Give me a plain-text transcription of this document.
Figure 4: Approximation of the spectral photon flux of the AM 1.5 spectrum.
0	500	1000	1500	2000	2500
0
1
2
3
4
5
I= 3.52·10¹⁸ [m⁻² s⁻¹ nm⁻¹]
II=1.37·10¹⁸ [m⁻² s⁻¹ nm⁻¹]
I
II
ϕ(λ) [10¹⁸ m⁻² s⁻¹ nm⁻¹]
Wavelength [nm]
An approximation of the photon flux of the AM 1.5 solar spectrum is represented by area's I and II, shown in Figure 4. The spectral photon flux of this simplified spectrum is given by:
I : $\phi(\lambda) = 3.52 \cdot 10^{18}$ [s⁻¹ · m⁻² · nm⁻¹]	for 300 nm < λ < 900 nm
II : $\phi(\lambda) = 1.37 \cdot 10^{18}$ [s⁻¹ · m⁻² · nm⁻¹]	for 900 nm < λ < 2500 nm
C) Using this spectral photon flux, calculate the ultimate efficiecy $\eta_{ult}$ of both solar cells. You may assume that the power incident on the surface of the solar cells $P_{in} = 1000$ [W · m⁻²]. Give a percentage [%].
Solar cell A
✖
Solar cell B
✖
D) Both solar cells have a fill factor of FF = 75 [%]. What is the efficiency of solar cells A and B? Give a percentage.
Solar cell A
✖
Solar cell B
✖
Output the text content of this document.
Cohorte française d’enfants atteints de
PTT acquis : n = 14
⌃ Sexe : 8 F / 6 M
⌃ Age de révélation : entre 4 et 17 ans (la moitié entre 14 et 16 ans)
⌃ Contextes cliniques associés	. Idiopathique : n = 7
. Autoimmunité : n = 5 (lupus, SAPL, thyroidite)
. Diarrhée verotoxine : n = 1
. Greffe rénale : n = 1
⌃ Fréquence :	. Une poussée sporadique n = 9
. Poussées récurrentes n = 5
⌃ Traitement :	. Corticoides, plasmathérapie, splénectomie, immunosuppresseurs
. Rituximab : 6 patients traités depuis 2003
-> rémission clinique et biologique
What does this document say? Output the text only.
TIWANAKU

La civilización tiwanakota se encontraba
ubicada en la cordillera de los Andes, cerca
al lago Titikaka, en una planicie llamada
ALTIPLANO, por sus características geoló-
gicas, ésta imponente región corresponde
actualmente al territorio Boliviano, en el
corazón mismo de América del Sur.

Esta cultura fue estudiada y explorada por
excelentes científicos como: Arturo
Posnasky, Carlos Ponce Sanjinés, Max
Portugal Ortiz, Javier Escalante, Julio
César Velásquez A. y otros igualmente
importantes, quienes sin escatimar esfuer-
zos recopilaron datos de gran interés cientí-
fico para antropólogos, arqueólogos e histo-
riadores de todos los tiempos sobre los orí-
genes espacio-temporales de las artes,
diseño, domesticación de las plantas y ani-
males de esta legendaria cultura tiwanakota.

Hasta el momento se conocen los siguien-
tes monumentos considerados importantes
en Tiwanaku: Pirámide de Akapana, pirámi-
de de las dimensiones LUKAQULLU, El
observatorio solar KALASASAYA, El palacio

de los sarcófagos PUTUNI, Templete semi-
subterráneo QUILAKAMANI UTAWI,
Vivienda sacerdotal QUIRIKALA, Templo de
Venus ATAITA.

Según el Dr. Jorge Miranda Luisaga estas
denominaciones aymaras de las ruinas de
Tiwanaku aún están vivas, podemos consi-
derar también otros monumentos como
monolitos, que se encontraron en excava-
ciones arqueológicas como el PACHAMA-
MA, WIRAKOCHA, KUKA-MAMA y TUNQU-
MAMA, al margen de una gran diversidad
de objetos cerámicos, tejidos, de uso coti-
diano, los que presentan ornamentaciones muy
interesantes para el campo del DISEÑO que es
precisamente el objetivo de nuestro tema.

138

• • •

All of the material above needs to be retyped word for word.

Exercise solution:
Give me a plain-text transcription of this document.
Figure 4: Approximation of the spectral photon flux of the AM 1.5 spectrum.
0	500	1000	1500	2000	2500
0
1
2
3
4
5
I= 3.52·10¹⁸ [m⁻² s⁻¹ nm⁻¹]
II=1.37·10¹⁸ [m⁻² s⁻¹ nm⁻¹]
I
II
ϕ(λ) [10¹⁸ m⁻² s⁻¹ nm⁻¹]
Wavelength [nm]
An approximation of the photon flux of the AM 1.5 solar spectrum is represented by area's I and II, shown in Figure 4. The spectral photon flux of this simplified spectrum is given by:
I : $\phi(\lambda) = 3.52 \cdot 10^{18}$ [s⁻¹ · m⁻² · nm⁻¹]	for 300 nm < λ < 900 nm
II : $\phi(\lambda) = 1.37 \cdot 10^{18}$ [s⁻¹ · m⁻² · nm⁻¹]	for 900 nm < λ < 2500 nm
C) Using this spectral photon flux, calculate the ultimate efficiecy $\eta_{ult}$ of both solar cells. You may assume that the power incident on the surface of the solar cells $P_{in} = 1000$ [W · m⁻²]. Give a percentage [%].
Solar cell A
✖
Solar cell B
✖
D) Both solar cells have a fill factor of FF = 75 [%]. What is the efficiency of solar cells A and B? Give a percentage.
Solar cell A
✖
Solar cell B
✖
Output the text content of this document.
Cohorte française d’enfants atteints de
PTT acquis : n = 14
⌃ Sexe : 8 F / 6 M
⌃ Age de révélation : entre 4 et 17 ans (la moitié entre 14 et 16 ans)
⌃ Contextes cliniques associés	. Idiopathique : n = 7
. Autoimmunité : n = 5 (lupus, SAPL, thyroidite)
. Diarrhée verotoxine : n = 1
. Greffe rénale : n = 1
⌃ Fréquence :	. Une poussée sporadique n = 9
. Poussées récurrentes n = 5
⌃ Traitement :	. Corticoides, plasmathérapie, splénectomie, immunosuppresseurs
. Rituximab : 6 patients traités depuis 2003
-> rémission clinique et biologique
What does this document say? Output the text only.
TIWANAKU

La civilización tiwanakota se encontraba
ubicada en la cordillera de los Andes, cerca
al lago Titikaka, en una planicie llamada
ALTIPLANO, por sus características geoló-
gicas, ésta imponente región corresponde
actualmente al territorio Boliviano, en el
corazón mismo de América del Sur.

Esta cultura fue estudiada y explorada por
excelentes científicos como: Arturo
Posnasky, Carlos Ponce Sanjinés, Max
Portugal Ortiz, Javier Escalante, Julio
César Velásquez A. y otros igualmente
importantes, quienes sin escatimar esfuer-
zos recopilaron datos de gran interés cientí-
fico para antropólogos, arqueólogos e histo-
riadores de todos los tiempos sobre los orí-
genes espacio-temporales de las artes,
diseño, domesticación de las plantas y ani-
males de esta legendaria cultura tiwanakota.

Hasta el momento se conocen los siguien-
tes monumentos considerados importantes
en Tiwanaku: Pirámide de Akapana, pirámi-
de de las dimensiones LUKAQULLU, El
observatorio solar KALASASAYA, El palacio

de los sarcófagos PUTUNI, Templete semi-
subterráneo QUILAKAMANI UTAWI,
Vivienda sacerdotal QUIRIKALA, Templo de
Venus ATAITA.

Según el Dr. Jorge Miranda Luisaga estas
denominaciones aymaras de las ruinas de
Tiwanaku aún están vivas, podemos consi-
derar también otros monumentos como
monolitos, que se encontraron en excava-
ciones arqueológicas como el PACHAMA-
MA, WIRAKOCHA, KUKA-MAMA y TUNQU-
MAMA, al margen de una gran diversidad
de objetos cerámicos, tejidos, de uso coti-
diano, los que presentan ornamentaciones muy
interesantes para el campo del DISEÑO que es
precisamente el objetivo de nuestro tema.

138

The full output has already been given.